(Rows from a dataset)
-.-.-
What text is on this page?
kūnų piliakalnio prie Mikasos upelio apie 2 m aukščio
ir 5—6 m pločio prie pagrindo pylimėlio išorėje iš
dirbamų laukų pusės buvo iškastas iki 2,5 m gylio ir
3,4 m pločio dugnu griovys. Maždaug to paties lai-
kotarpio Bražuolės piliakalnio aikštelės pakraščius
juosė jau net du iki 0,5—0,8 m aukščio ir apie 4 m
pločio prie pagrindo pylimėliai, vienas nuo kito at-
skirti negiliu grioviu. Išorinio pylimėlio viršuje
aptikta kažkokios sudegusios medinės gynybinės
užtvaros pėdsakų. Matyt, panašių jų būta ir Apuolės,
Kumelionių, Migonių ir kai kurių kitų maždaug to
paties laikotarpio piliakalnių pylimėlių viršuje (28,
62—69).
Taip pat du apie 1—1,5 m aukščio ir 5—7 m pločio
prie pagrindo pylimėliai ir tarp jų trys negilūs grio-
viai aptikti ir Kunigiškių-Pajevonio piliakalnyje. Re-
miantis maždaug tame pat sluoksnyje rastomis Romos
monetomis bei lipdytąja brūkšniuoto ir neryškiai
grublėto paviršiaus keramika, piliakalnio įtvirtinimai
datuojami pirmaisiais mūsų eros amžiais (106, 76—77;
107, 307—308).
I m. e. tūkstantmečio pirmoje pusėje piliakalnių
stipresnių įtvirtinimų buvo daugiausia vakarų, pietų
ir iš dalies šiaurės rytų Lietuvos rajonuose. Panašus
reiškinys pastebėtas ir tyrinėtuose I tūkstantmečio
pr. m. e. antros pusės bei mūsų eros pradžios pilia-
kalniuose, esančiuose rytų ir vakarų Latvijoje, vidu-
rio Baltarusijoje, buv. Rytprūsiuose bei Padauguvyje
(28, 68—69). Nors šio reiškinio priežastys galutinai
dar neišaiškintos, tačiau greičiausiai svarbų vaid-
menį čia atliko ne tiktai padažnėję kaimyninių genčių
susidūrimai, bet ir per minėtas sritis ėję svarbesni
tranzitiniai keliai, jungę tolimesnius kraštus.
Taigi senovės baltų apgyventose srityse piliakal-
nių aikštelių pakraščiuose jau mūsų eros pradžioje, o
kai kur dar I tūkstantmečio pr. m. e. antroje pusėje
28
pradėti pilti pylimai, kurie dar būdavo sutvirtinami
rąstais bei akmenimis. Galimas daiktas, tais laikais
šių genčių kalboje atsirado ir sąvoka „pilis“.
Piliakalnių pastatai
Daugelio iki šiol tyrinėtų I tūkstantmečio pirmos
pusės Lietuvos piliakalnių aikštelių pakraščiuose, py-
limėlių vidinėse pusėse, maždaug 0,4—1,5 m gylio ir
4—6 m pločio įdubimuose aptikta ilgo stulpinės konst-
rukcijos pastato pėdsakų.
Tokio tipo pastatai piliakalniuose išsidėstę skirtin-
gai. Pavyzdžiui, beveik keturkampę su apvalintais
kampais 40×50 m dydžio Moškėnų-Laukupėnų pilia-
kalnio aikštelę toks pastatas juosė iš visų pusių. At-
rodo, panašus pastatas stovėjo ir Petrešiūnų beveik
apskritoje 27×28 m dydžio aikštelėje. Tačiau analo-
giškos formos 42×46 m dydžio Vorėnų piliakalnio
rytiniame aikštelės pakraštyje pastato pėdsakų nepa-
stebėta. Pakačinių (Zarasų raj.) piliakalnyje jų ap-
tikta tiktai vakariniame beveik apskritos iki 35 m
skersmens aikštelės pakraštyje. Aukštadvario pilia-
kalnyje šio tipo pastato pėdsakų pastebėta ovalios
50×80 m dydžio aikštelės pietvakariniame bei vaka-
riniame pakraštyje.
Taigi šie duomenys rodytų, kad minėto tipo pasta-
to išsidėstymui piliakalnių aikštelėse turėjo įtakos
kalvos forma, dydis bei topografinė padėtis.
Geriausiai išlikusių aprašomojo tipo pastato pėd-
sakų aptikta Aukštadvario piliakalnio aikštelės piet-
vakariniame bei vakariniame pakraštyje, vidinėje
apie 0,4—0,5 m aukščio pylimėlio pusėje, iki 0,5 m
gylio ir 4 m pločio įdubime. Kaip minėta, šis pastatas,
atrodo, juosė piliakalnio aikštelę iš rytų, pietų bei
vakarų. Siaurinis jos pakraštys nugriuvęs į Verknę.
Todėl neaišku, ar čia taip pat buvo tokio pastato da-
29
-.-.-
What the task asks
Pick out each line above that includes "pėdsakų" and show it.

Finished answer
užtvaros pėdsakų. Matyt, panašių jų būta ir Apuolės,
rukcijos pastato pėdsakų.
rytiniame aikštelės pakraštyje pastato pėdsakų nepa-
kalnyje šio tipo pastato pėdsakų pastebėta ovalios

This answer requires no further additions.